─── Listing ───

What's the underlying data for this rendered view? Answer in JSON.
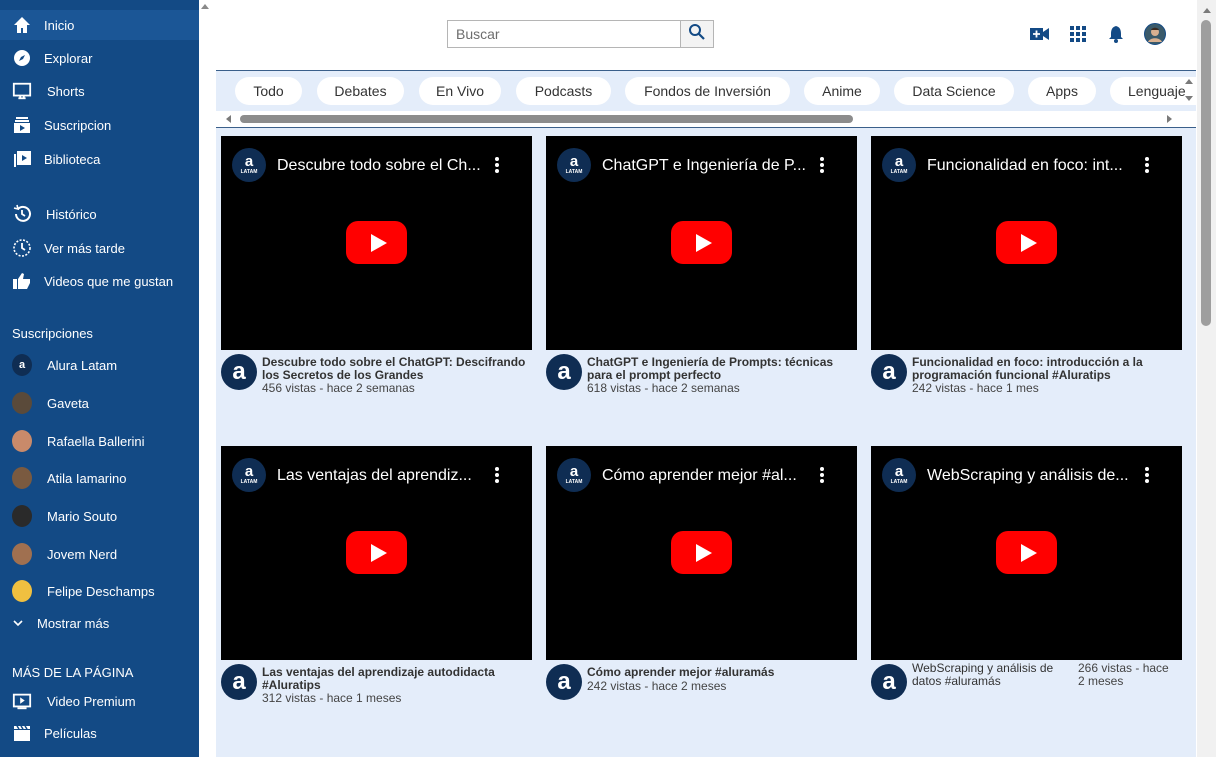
{
  "sidebar": {
    "nav": [
      {
        "label": "Inicio",
        "icon": "home-icon"
      },
      {
        "label": "Explorar",
        "icon": "compass-icon"
      },
      {
        "label": "Shorts",
        "icon": "shorts-icon"
      },
      {
        "label": "Suscripcion",
        "icon": "subscriptions-icon"
      },
      {
        "label": "Biblioteca",
        "icon": "library-icon"
      }
    ],
    "library": [
      {
        "label": "Histórico",
        "icon": "history-icon"
      },
      {
        "label": "Ver más tarde",
        "icon": "clock-icon"
      },
      {
        "label": "Videos que me gustan",
        "icon": "thumbs-up-icon"
      }
    ],
    "subs_heading": "Suscripciones",
    "subs": [
      {
        "label": "Alura Latam",
        "color": "#0f2d53"
      },
      {
        "label": "Gaveta",
        "color": "#5a4a3a"
      },
      {
        "label": "Rafaella Ballerini",
        "color": "#c98a6a"
      },
      {
        "label": "Atila Iamarino",
        "color": "#7a5a40"
      },
      {
        "label": "Mario Souto",
        "color": "#2a2a2a"
      },
      {
        "label": "Jovem Nerd",
        "color": "#a07050"
      },
      {
        "label": "Felipe Deschamps",
        "color": "#f0c040"
      }
    ],
    "show_more": "Mostrar más",
    "more_heading": "MÁS DE LA PÁGINA",
    "more": [
      {
        "label": "Video Premium",
        "icon": "premium-icon"
      },
      {
        "label": "Películas",
        "icon": "clapperboard-icon"
      }
    ]
  },
  "header": {
    "search_placeholder": "Buscar",
    "icons": [
      "create-video-icon",
      "apps-grid-icon",
      "bell-icon",
      "avatar"
    ]
  },
  "chips": [
    "Todo",
    "Debates",
    "En Vivo",
    "Podcasts",
    "Fondos de Inversión",
    "Anime",
    "Data Science",
    "Apps",
    "Lenguaje"
  ],
  "videos": [
    {
      "player_title": "Descubre todo sobre el Ch...",
      "title": "Descubre todo sobre el ChatGPT: Descifrando los Secretos de los Grandes",
      "sub": "456 vistas - hace 2 semanas"
    },
    {
      "player_title": "ChatGPT e Ingeniería de P...",
      "title": "ChatGPT e Ingeniería de Prompts: técnicas para el prompt perfecto",
      "sub": "618 vistas - hace 2 semanas"
    },
    {
      "player_title": "Funcionalidad en foco: int...",
      "title": "Funcionalidad en foco: introducción a la programación funcional #Aluratips",
      "sub": "242 vistas - hace 1 mes"
    },
    {
      "player_title": "Las ventajas del aprendiz...",
      "title": "Las ventajas del aprendizaje autodidacta #Aluratips",
      "sub": "312 vistas - hace 1 meses"
    },
    {
      "player_title": "Cómo aprender mejor #al...",
      "title": "Cómo aprender mejor #aluramás",
      "sub": "242 vistas - hace 2 meses"
    },
    {
      "player_title": "WebScraping y análisis de...",
      "title": "WebScraping y análisis de datos #aluramás",
      "sub": "266 vistas - hace 2 meses"
    }
  ],
  "logo_letter": "a",
  "logo_tag": "LATAM",
  "colors": {
    "sidebar": "#134a85",
    "content_bg": "#e4edfa",
    "play_red": "#ff0000"
  }
}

───

*Requirement*.
Reproduce the listing word for word and omit its pictures.

*Full response*.
What's the underlying data for this rendered view? Answer in JSON.
{
  "sidebar": {
    "nav": [
      {
        "label": "Inicio",
        "icon": "home-icon"
      },
      {
        "label": "Explorar",
        "icon": "compass-icon"
      },
      {
        "label": "Shorts",
        "icon": "shorts-icon"
      },
      {
        "label": "Suscripcion",
        "icon": "subscriptions-icon"
      },
      {
        "label": "Biblioteca",
        "icon": "library-icon"
      }
    ],
    "library": [
      {
        "label": "Histórico",
        "icon": "history-icon"
      },
      {
        "label": "Ver más tarde",
        "icon": "clock-icon"
      },
      {
        "label": "Videos que me gustan",
        "icon": "thumbs-up-icon"
      }
    ],
    "subs_heading": "Suscripciones",
    "subs": [
      {
        "label": "Alura Latam",
        "color": "#0f2d53"
      },
      {
        "label": "Gaveta",
        "color": "#5a4a3a"
      },
      {
        "label": "Rafaella Ballerini",
        "color": "#c98a6a"
      },
      {
        "label": "Atila Iamarino",
        "color": "#7a5a40"
      },
      {
        "label": "Mario Souto",
        "color": "#2a2a2a"
      },
      {
        "label": "Jovem Nerd",
        "color": "#a07050"
      },
      {
        "label": "Felipe Deschamps",
        "color": "#f0c040"
      }
    ],
    "show_more": "Mostrar más",
    "more_heading": "MÁS DE LA PÁGINA",
    "more": [
      {
        "label": "Video Premium",
        "icon": "premium-icon"
      },
      {
        "label": "Películas",
        "icon": "clapperboard-icon"
      }
    ]
  },
  "header": {
    "search_placeholder": "Buscar",
    "icons": [
      "create-video-icon",
      "apps-grid-icon",
      "bell-icon",
      "avatar"
    ]
  },
  "chips": [
    "Todo",
    "Debates",
    "En Vivo",
    "Podcasts",
    "Fondos de Inversión",
    "Anime",
    "Data Science",
    "Apps",
    "Lenguaje"
  ],
  "videos": [
    {
      "player_title": "Descubre todo sobre el Ch...",
      "title": "Descubre todo sobre el ChatGPT: Descifrando los Secretos de los Grandes",
      "sub": "456 vistas - hace 2 semanas"
    },
    {
      "player_title": "ChatGPT e Ingeniería de P...",
      "title": "ChatGPT e Ingeniería de Prompts: técnicas para el prompt perfecto",
      "sub": "618 vistas - hace 2 semanas"
    },
    {
      "player_title": "Funcionalidad en foco: int...",
      "title": "Funcionalidad en foco: introducción a la programación funcional #Aluratips",
      "sub": "242 vistas - hace 1 mes"
    },
    {
      "player_title": "Las ventajas del aprendiz...",
      "title": "Las ventajas del aprendizaje autodidacta #Aluratips",
      "sub": "312 vistas - hace 1 meses"
    },
    {
      "player_title": "Cómo aprender mejor #al...",
      "title": "Cómo aprender mejor #aluramás",
      "sub": "242 vistas - hace 2 meses"
    },
    {
      "player_title": "WebScraping y análisis de...",
      "title": "WebScraping y análisis de datos #aluramás",
      "sub": "266 vistas - hace 2 meses"
    }
  ],
  "logo_letter": "a",
  "logo_tag": "LATAM",
  "colors": {
    "sidebar": "#134a85",
    "content_bg": "#e4edfa",
    "play_red": "#ff0000"
  }
}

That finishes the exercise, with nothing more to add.